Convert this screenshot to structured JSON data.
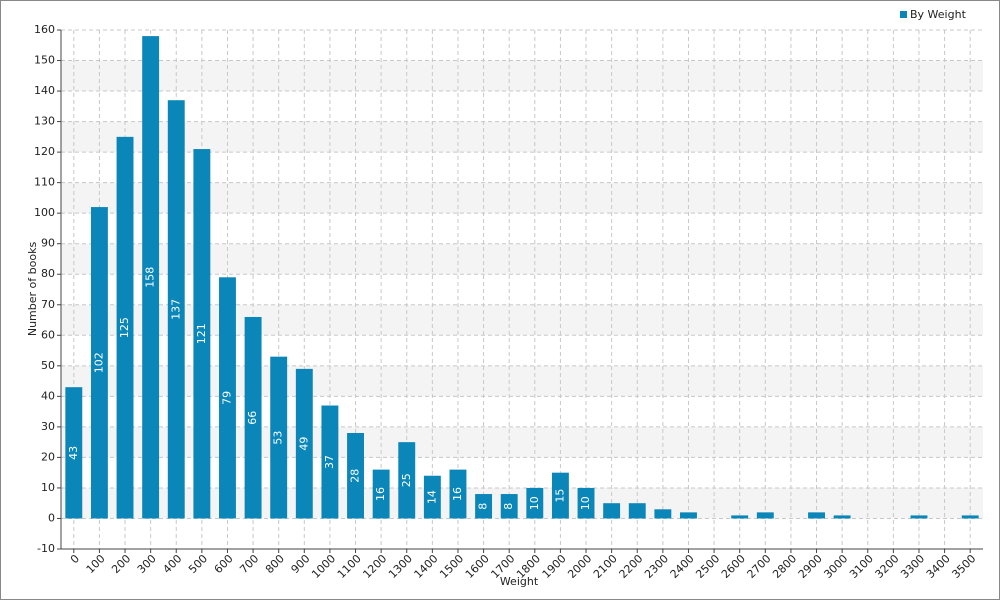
{
  "chart_data": {
    "type": "bar",
    "x_label": "Weight",
    "y_label": "Number of books",
    "categories": [
      "0",
      "100",
      "200",
      "300",
      "400",
      "500",
      "600",
      "700",
      "800",
      "900",
      "1000",
      "1100",
      "1200",
      "1300",
      "1400",
      "1500",
      "1600",
      "1700",
      "1800",
      "1900",
      "2000",
      "2100",
      "2200",
      "2300",
      "2400",
      "2500",
      "2600",
      "2700",
      "2800",
      "2900",
      "3000",
      "3100",
      "3200",
      "3300",
      "3400",
      "3500"
    ],
    "series": [
      {
        "name": "By Weight",
        "color": "#0a86b9",
        "values": [
          43,
          102,
          125,
          158,
          137,
          121,
          79,
          66,
          53,
          49,
          37,
          28,
          16,
          25,
          14,
          16,
          8,
          8,
          10,
          15,
          10,
          5,
          5,
          3,
          2,
          0,
          1,
          2,
          0,
          2,
          1,
          0,
          0,
          1,
          0,
          1
        ]
      }
    ],
    "ylim": [
      -10,
      160
    ],
    "yticks": [
      -10,
      0,
      10,
      20,
      30,
      40,
      50,
      60,
      70,
      80,
      90,
      100,
      110,
      120,
      130,
      140,
      150,
      160
    ],
    "grid": true,
    "legend": "top-right"
  }
}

■ **What is required**:
Leave the pictures out and reproduce each record exactly as written.

■ **Task output**:
Convert this screenshot to structured JSON data.
{
  "chart_data": {
    "type": "bar",
    "x_label": "Weight",
    "y_label": "Number of books",
    "categories": [
      "0",
      "100",
      "200",
      "300",
      "400",
      "500",
      "600",
      "700",
      "800",
      "900",
      "1000",
      "1100",
      "1200",
      "1300",
      "1400",
      "1500",
      "1600",
      "1700",
      "1800",
      "1900",
      "2000",
      "2100",
      "2200",
      "2300",
      "2400",
      "2500",
      "2600",
      "2700",
      "2800",
      "2900",
      "3000",
      "3100",
      "3200",
      "3300",
      "3400",
      "3500"
    ],
    "series": [
      {
        "name": "By Weight",
        "color": "#0a86b9",
        "values": [
          43,
          102,
          125,
          158,
          137,
          121,
          79,
          66,
          53,
          49,
          37,
          28,
          16,
          25,
          14,
          16,
          8,
          8,
          10,
          15,
          10,
          5,
          5,
          3,
          2,
          0,
          1,
          2,
          0,
          2,
          1,
          0,
          0,
          1,
          0,
          1
        ]
      }
    ],
    "ylim": [
      -10,
      160
    ],
    "yticks": [
      -10,
      0,
      10,
      20,
      30,
      40,
      50,
      60,
      70,
      80,
      90,
      100,
      110,
      120,
      130,
      140,
      150,
      160
    ],
    "grid": true,
    "legend": "top-right"
  }
}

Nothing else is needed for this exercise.